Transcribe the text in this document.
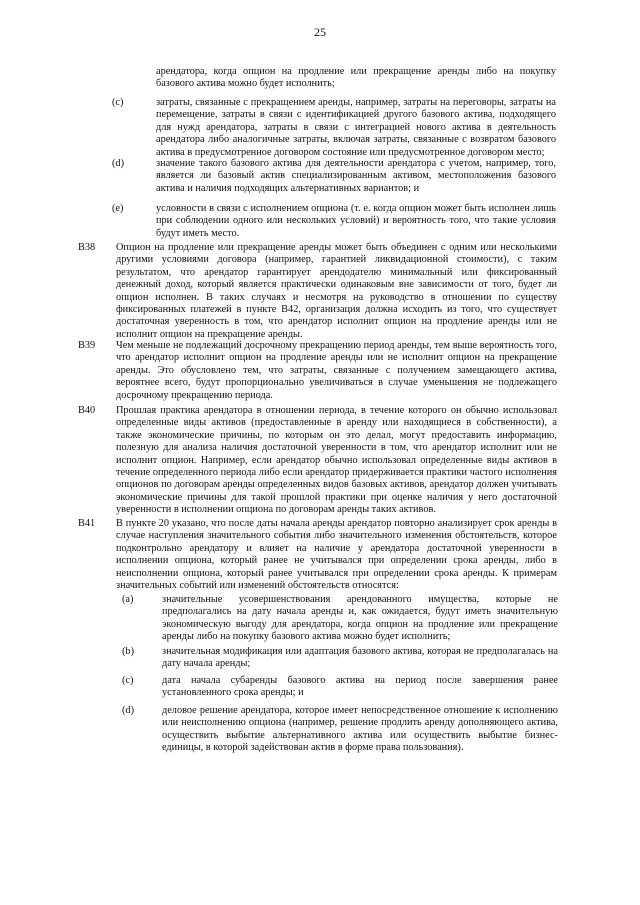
25
арендатора, когда опцион на продление или прекращение аренды либо на покупку базового актива можно будет исполнить;
(c)	затраты, связанные с прекращением аренды, например, затраты на переговоры, затраты на перемещение, затраты в связи с идентификацией другого базового актива, подходящего для нужд арендатора, затраты в связи с интеграцией нового актива в деятельность арендатора либо аналогичные затраты, включая затраты, связанные с возвратом базового актива в предусмотренное договором состояние или предусмотренное договором место;
(d)	значение такого базового актива для деятельности арендатора с учетом, например, того, является ли базовый актив специализированным активом, местоположения базового актива и наличия подходящих альтернативных вариантов; и
(e)	условности в связи с исполнением опциона (т. е. когда опцион может быть исполнен лишь при соблюдении одного или нескольких условий) и вероятность того, что такие условия будут иметь место.
B38 Опцион на продление или прекращение аренды может быть объединен с одним или несколькими другими условиями договора (например, гарантией ликвидационной стоимости), с таким результатом, что арендатор гарантирует арендодателю минимальный или фиксированный денежный доход, который является практически одинаковым вне зависимости от того, будет ли опцион исполнен. В таких случаях и несмотря на руководство в отношении по существу фиксированных платежей в пункте B42, организация должна исходить из того, что существует достаточная уверенность в том, что арендатор исполнит опцион на продление аренды или не исполнит опцион на прекращение аренды.
B39 Чем меньше не подлежащий досрочному прекращению период аренды, тем выше вероятность того, что арендатор исполнит опцион на продление аренды или не исполнит опцион на прекращение аренды. Это обусловлено тем, что затраты, связанные с получением замещающего актива, вероятнее всего, будут пропорционально увеличиваться в случае уменьшения не подлежащего досрочному прекращению периода.
B40 Прошлая практика арендатора в отношении периода, в течение которого он обычно использовал определенные виды активов (предоставленные в аренду или находящиеся в собственности), а также экономические причины, по которым он это делал, могут предоставить информацию, полезную для анализа наличия достаточной уверенности в том, что арендатор исполнит или не исполнит опцион. Например, если арендатор обычно использовал определенные виды активов в течение определенного периода либо если арендатор придерживается практики частого исполнения опционов по договорам аренды определенных видов базовых активов, арендатор должен учитывать экономические причины для такой прошлой практики при оценке наличия у него достаточной уверенности в исполнении опциона по договорам аренды таких активов.
B41 В пункте 20 указано, что после даты начала аренды арендатор повторно анализирует срок аренды в случае наступления значительного события либо значительного изменения обстоятельств, которое подконтрольно арендатору и влияет на наличие у арендатора достаточной уверенности в исполнении опциона, который ранее не учитывался при определении срока аренды, либо в неисполнении опциона, который ранее учитывался при определении срока аренды. К примерам значительных событий или изменений обстоятельств относятся:
(a)	значительные усовершенствования арендованного имущества, которые не предполагались на дату начала аренды и, как ожидается, будут иметь значительную экономическую выгоду для арендатора, когда опцион на продление или прекращение аренды либо на покупку базового актива можно будет исполнить;
(b)	значительная модификация или адаптация базового актива, которая не предполагалась на дату начала аренды;
(c)	дата начала субаренды базового актива на период после завершения ранее установленного срока аренды; и
(d)	деловое решение арендатора, которое имеет непосредственное отношение к исполнению или неисполнению опциона (например, решение продлить аренду дополняющего актива, осуществить выбытие альтернативного актива или осуществить выбытие бизнес-единицы, в которой задействован актив в форме права пользования).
*****
What the exercise asks — All records should be output exactly, with the pictures left out.

Exercise answer —
Transcribe the text in this document.
25
арендатора, когда опцион на продление или прекращение аренды либо на покупку базового актива можно будет исполнить;
(c)	затраты, связанные с прекращением аренды, например, затраты на переговоры, затраты на перемещение, затраты в связи с идентификацией другого базового актива, подходящего для нужд арендатора, затраты в связи с интеграцией нового актива в деятельность арендатора либо аналогичные затраты, включая затраты, связанные с возвратом базового актива в предусмотренное договором состояние или предусмотренное договором место;
(d)	значение такого базового актива для деятельности арендатора с учетом, например, того, является ли базовый актив специализированным активом, местоположения базового актива и наличия подходящих альтернативных вариантов; и
(e)	условности в связи с исполнением опциона (т. е. когда опцион может быть исполнен лишь при соблюдении одного или нескольких условий) и вероятность того, что такие условия будут иметь место.
B38 Опцион на продление или прекращение аренды может быть объединен с одним или несколькими другими условиями договора (например, гарантией ликвидационной стоимости), с таким результатом, что арендатор гарантирует арендодателю минимальный или фиксированный денежный доход, который является практически одинаковым вне зависимости от того, будет ли опцион исполнен. В таких случаях и несмотря на руководство в отношении по существу фиксированных платежей в пункте B42, организация должна исходить из того, что существует достаточная уверенность в том, что арендатор исполнит опцион на продление аренды или не исполнит опцион на прекращение аренды.
B39 Чем меньше не подлежащий досрочному прекращению период аренды, тем выше вероятность того, что арендатор исполнит опцион на продление аренды или не исполнит опцион на прекращение аренды. Это обусловлено тем, что затраты, связанные с получением замещающего актива, вероятнее всего, будут пропорционально увеличиваться в случае уменьшения не подлежащего досрочному прекращению периода.
B40 Прошлая практика арендатора в отношении периода, в течение которого он обычно использовал определенные виды активов (предоставленные в аренду или находящиеся в собственности), а также экономические причины, по которым он это делал, могут предоставить информацию, полезную для анализа наличия достаточной уверенности в том, что арендатор исполнит или не исполнит опцион. Например, если арендатор обычно использовал определенные виды активов в течение определенного периода либо если арендатор придерживается практики частого исполнения опционов по договорам аренды определенных видов базовых активов, арендатор должен учитывать экономические причины для такой прошлой практики при оценке наличия у него достаточной уверенности в исполнении опциона по договорам аренды таких активов.
B41 В пункте 20 указано, что после даты начала аренды арендатор повторно анализирует срок аренды в случае наступления значительного события либо значительного изменения обстоятельств, которое подконтрольно арендатору и влияет на наличие у арендатора достаточной уверенности в исполнении опциона, который ранее не учитывался при определении срока аренды, либо в неисполнении опциона, который ранее учитывался при определении срока аренды. К примерам значительных событий или изменений обстоятельств относятся:
(a)	значительные усовершенствования арендованного имущества, которые не предполагались на дату начала аренды и, как ожидается, будут иметь значительную экономическую выгоду для арендатора, когда опцион на продление или прекращение аренды либо на покупку базового актива можно будет исполнить;
(b)	значительная модификация или адаптация базового актива, которая не предполагалась на дату начала аренды;
(c)	дата начала субаренды базового актива на период после завершения ранее установленного срока аренды; и
(d)	деловое решение арендатора, которое имеет непосредственное отношение к исполнению или неисполнению опциона (например, решение продлить аренду дополняющего актива, осуществить выбытие альтернативного актива или осуществить выбытие бизнес-единицы, в которой задействован актив в форме права пользования).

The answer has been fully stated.